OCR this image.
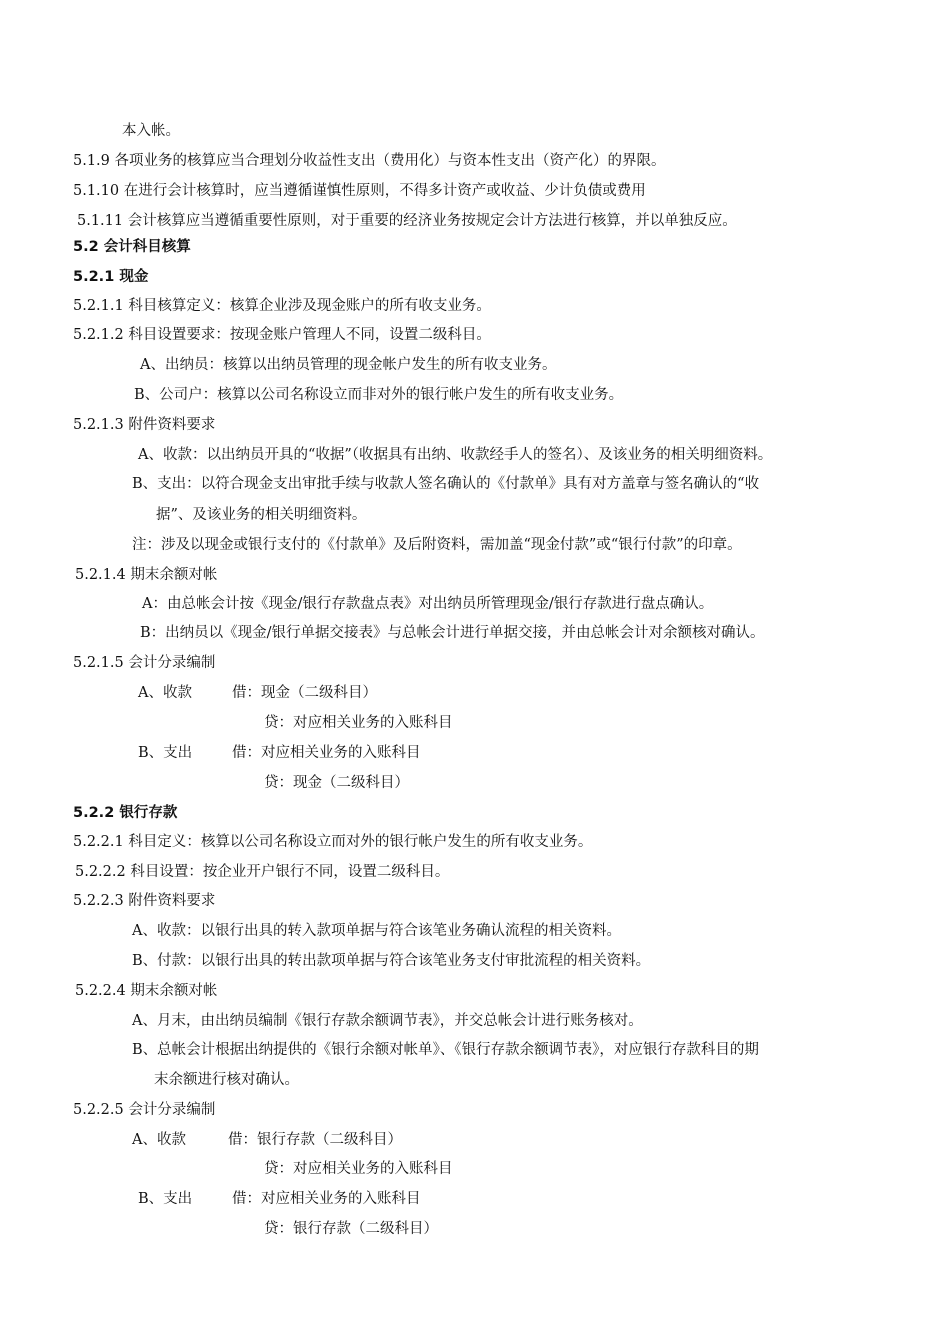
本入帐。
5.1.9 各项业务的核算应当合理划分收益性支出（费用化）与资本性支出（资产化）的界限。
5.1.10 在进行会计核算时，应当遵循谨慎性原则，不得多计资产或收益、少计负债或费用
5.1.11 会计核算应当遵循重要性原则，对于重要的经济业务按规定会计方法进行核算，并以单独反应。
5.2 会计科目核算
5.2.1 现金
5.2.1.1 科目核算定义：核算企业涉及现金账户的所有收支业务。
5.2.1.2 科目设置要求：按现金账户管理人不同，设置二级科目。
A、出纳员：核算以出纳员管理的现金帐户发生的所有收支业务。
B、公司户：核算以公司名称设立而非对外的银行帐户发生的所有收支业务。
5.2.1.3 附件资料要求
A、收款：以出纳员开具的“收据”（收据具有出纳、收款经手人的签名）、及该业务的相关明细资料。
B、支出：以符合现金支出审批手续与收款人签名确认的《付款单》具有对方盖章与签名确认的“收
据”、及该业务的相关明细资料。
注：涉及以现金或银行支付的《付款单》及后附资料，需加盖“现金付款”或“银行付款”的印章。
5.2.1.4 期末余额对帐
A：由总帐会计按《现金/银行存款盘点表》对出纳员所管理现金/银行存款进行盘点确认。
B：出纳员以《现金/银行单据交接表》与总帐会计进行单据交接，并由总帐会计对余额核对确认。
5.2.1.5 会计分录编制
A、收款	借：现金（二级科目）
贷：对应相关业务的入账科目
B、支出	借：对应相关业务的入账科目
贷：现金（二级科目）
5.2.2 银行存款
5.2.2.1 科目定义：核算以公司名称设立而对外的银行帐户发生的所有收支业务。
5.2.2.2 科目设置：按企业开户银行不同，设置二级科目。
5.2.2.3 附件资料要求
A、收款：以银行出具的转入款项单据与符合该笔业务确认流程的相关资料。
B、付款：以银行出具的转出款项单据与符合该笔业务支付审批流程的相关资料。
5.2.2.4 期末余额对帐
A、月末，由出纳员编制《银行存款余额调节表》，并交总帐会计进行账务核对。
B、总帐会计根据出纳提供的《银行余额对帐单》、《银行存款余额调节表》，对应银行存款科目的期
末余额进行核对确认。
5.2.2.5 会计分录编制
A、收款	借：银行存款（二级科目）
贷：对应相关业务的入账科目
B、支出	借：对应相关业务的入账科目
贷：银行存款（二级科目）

**WHAT YOU HAVE TO DO:** Pick out every line holding the string "及该业务的相关明细资料" and return it.

**THE ANSWER:**
A、收款：以出纳员开具的“收据”（收据具有出纳、收款经手人的签名）、及该业务的相关明细资料。
据”、及该业务的相关明细资料。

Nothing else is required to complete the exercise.